**** Text ****

Fred’s mom was right. The helpers are always there. And, the good is, too. All we have to do is look for them.
What are you doing to keep your own light shining?
Three weeks after my mom’s passing, we all gathered for her memorial service. Some of the initial sting of her leaving us had passed and now was the time to honor her, celebrate her and share out thoughts about her.
We made a conscious decision to celebrate her – the things we loved about her and the things she did that made us laugh. There were lots of those. And, when we shared them with all of the people who came to celebrate her life with us, they laughed, too. And, it seemed that the more we talked, the more funny memories bubbled to the surface. Here were some of mine:
- My mom taught my sister and me the importance of having shiny hair. We endured many a vinegar rinse after a shampoo to get all of the soap out and to make our hair glisten. Every Sunday at church, there was an old man that owned the local Buick dealership in our small town and he would tell our mom, “Your little girls have the shiniest hair of any little girls in our town.” Obviously, that was something to be proud of and we hit a homerun every Sunday with our shiny hair.
- My mother would have loved Spanx and all that it does. Even when I weighed 98 pounds, she let me know how important it was to wear a panty girdle so I wouldn’t “jiggle” too much. It’s important to note that this was the time when the Playtex 18-hour girdle had lots of advertising going on, so I guess I was lucky only to have to endure a panty girdle, even if I couldn’t have jiggled if I tried. Years later, in the mid-90’s, my mother and my niece, who didn’t weight any more than 98 pounds, were up for a visit. For some reason, we ended up in a lingerie shop and my mom started selling the virtues of the panty girdle to my niece, who didn’t buy into it.

**** Provided records ****

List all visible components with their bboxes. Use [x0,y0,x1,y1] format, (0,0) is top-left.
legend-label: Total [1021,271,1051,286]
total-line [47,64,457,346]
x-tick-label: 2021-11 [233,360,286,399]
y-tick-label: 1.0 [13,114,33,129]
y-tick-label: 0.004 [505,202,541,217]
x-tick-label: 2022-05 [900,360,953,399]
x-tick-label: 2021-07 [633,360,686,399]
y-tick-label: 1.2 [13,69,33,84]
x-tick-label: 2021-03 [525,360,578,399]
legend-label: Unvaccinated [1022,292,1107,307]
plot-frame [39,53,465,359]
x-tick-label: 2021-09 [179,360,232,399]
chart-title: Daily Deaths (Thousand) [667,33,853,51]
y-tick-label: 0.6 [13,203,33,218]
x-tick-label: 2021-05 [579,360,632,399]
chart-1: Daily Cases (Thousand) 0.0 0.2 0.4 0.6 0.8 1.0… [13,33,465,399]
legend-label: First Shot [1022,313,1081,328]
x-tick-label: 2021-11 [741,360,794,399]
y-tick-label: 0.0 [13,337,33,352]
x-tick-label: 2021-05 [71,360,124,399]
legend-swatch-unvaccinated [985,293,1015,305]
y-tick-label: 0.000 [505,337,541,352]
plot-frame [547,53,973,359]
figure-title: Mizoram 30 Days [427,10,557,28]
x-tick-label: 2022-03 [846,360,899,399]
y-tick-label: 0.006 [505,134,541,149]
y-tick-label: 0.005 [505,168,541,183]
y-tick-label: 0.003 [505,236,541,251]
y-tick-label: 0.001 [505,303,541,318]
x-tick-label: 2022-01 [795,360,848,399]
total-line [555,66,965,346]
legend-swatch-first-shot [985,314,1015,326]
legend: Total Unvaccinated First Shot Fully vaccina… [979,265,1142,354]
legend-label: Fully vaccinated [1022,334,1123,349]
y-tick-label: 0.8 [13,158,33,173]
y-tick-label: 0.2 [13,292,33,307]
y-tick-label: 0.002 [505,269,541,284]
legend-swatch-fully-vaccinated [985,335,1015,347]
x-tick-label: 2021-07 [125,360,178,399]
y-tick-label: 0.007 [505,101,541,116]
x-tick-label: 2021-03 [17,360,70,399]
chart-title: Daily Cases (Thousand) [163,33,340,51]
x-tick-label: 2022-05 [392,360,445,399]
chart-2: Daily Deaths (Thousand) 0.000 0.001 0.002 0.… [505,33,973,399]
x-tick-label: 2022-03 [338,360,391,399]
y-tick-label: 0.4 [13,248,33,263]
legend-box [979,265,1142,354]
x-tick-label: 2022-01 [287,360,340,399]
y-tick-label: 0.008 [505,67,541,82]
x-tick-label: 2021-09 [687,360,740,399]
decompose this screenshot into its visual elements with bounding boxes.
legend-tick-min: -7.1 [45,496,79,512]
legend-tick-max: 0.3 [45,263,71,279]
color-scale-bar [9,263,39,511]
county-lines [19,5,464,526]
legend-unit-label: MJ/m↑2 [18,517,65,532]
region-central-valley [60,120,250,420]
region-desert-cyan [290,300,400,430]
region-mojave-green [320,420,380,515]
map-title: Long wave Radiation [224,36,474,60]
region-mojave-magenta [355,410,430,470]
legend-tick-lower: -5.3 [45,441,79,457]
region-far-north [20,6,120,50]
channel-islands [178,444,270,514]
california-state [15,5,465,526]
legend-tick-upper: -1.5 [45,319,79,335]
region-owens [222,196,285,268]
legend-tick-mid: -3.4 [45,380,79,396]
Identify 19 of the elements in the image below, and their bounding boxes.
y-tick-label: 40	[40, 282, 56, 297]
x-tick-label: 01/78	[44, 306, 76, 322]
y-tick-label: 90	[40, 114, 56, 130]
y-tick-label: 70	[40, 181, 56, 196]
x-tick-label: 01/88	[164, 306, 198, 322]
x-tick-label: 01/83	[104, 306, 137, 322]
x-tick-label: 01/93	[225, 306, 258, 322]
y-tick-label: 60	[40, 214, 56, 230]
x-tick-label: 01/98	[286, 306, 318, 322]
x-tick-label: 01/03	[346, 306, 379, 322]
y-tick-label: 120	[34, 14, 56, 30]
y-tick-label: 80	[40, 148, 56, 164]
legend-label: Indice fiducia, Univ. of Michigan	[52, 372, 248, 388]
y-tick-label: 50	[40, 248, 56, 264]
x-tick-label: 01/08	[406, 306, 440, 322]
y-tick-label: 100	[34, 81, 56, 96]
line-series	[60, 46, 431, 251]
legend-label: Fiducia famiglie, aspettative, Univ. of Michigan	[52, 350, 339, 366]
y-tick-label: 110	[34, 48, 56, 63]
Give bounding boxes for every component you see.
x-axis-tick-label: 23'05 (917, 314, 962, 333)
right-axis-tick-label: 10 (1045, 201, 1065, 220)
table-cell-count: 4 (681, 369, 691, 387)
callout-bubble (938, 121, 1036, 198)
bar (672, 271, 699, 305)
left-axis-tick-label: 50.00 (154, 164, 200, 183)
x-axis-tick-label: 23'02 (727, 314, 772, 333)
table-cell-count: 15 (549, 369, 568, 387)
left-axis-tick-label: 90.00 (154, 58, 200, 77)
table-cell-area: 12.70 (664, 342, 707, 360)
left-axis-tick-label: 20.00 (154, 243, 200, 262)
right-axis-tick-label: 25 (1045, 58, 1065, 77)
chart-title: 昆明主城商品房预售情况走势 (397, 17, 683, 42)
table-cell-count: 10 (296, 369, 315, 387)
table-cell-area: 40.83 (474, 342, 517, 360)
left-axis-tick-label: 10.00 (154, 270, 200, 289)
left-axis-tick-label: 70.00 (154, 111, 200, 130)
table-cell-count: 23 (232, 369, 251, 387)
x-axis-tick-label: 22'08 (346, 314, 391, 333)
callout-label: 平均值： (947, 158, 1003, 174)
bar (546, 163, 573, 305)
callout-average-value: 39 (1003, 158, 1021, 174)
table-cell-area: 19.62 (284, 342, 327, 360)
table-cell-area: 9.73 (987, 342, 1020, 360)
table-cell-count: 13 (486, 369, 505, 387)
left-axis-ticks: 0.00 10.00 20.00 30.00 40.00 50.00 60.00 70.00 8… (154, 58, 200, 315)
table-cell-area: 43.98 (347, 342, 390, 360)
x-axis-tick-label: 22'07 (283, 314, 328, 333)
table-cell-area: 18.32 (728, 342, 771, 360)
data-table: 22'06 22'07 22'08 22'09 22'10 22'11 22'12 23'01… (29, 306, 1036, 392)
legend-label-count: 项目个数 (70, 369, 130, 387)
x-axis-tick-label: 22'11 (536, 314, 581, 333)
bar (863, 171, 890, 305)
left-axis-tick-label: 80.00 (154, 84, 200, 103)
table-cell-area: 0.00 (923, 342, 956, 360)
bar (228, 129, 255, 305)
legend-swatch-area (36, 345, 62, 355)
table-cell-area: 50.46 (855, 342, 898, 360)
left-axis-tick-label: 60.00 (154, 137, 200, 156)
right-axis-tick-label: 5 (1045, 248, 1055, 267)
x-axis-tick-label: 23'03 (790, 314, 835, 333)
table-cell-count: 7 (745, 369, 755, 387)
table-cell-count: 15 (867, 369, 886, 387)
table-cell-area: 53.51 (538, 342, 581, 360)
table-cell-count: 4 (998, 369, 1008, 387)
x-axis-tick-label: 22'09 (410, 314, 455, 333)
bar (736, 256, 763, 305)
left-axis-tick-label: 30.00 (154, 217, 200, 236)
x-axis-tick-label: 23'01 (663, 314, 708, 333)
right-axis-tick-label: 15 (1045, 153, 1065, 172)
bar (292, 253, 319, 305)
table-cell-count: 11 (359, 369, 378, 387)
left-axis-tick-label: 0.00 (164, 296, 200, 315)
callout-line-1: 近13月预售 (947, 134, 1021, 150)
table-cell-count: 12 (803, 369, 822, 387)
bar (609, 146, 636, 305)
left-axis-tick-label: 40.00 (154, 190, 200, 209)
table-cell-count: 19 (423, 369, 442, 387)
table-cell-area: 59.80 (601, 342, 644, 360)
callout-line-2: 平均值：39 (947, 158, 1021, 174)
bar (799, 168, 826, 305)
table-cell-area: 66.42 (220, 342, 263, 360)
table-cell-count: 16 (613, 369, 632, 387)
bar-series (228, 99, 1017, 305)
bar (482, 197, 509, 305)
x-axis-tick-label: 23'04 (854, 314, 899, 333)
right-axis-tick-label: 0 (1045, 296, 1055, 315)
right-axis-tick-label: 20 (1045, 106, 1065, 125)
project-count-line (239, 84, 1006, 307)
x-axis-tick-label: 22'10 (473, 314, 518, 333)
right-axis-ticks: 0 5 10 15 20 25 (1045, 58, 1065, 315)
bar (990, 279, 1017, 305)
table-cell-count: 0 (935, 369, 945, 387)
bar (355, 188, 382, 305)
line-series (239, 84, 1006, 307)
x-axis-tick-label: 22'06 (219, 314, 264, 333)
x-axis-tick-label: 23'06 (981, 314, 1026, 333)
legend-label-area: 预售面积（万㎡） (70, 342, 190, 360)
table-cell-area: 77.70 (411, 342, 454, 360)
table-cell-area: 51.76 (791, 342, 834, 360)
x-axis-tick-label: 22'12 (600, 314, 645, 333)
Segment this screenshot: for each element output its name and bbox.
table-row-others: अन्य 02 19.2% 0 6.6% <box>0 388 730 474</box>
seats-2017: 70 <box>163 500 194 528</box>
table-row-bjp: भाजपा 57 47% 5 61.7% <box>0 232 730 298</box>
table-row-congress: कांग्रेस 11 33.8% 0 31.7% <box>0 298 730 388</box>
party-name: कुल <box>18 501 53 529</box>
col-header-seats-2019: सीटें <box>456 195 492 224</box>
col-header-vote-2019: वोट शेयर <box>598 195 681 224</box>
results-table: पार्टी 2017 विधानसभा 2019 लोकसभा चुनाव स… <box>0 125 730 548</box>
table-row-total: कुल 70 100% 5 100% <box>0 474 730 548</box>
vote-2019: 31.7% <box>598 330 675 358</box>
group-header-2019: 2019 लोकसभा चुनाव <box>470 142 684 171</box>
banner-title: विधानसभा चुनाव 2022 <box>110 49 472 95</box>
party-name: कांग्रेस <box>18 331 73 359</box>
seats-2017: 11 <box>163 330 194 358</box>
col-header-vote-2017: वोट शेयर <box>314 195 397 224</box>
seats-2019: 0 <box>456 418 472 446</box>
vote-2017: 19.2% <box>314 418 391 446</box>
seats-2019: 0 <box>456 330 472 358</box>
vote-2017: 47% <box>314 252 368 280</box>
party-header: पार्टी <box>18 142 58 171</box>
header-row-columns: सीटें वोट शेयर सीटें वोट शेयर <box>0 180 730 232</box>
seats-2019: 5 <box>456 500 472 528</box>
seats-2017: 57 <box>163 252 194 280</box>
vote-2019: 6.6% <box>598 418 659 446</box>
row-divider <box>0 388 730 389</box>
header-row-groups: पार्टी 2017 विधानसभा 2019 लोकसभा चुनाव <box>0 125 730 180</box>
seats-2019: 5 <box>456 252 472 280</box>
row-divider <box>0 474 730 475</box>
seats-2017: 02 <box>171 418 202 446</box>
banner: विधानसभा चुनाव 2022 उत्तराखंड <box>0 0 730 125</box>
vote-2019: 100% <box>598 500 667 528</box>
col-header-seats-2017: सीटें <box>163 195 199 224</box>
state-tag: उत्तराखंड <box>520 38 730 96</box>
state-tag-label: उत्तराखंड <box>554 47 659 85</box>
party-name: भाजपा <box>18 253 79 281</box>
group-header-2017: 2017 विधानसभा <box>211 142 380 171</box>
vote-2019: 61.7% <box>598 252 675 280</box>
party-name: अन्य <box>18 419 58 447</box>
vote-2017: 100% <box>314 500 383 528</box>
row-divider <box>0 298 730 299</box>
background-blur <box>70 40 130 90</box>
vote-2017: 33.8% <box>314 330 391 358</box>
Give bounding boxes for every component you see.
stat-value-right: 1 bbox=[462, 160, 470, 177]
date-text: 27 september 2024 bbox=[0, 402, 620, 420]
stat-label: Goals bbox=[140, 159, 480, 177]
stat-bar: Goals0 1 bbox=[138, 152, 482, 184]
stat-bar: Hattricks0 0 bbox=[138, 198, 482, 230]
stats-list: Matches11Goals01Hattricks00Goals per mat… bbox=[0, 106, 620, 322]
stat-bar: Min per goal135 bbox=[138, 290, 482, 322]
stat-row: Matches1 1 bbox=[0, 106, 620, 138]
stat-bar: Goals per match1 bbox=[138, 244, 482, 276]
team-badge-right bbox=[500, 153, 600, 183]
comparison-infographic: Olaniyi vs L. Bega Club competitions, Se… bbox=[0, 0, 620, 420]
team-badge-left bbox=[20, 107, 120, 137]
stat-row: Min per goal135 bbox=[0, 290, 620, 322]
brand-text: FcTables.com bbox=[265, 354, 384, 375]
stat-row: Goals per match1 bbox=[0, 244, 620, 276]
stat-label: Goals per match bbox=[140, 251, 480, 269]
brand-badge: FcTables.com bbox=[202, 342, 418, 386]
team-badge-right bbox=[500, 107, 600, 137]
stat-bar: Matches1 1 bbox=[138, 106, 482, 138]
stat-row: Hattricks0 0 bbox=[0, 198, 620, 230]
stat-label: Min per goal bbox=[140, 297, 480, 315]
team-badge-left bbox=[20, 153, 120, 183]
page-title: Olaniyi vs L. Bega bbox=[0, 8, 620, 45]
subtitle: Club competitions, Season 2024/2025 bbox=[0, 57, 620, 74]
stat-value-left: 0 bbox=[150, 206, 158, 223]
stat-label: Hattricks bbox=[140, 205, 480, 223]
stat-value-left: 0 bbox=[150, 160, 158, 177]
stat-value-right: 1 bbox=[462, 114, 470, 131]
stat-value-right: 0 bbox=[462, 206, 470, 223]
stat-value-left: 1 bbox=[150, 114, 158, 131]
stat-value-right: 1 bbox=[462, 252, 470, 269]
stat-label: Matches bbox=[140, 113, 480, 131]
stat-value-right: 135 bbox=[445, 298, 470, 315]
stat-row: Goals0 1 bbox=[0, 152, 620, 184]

****

Exercise:
Pick up the essay above about the mother's memorial service where its last sentence ends, and keep writing it.

Task output:
I also wanted to acknowledge my mother for so many things:
- For showing me that a woman could work outside the home and raise a family
- For making sure I had so many things I needed from clothes, good food, piano lessons and a good education
- For saving me when I had my first big dinner party after I moved to Houston after college by sending me a Virginia Smithfield ham and her famous macaroni and cheese recipe – which was a big hit.
- For helping me plant over 800 tulip and daffodil bulbs the first year Bob and I were in our home, and for asking each spring, “Did the daffodils com up?”
- And, most of all, for being our mom – for loving us, for being proud of us because we were “her girls.”
A friend of mine sent me a lovely kaddish prayer after my mother passed. In the event you aren’t familiar with what that is, my friend explained that in the Jewish religion, “it is said for a deceased loved one as an act of loving kindness toward the departed’s soul enabling that soul to ascend to the Higher realms.” Even though we aren’t Jewish, the prayer was so lovely and I found it was the perfect thing to say for my mom at her service:
The Consolations of Memory
You are remembered in love.
You are part of the now in me.
All the good,
All the love,
All the comfort a person can give
For your sake.
Peace abide you.
- by Gerald Dicker -
Physically, she is gone. In my heart, she’ll always be.
And, yes, the daffodils did come back this year.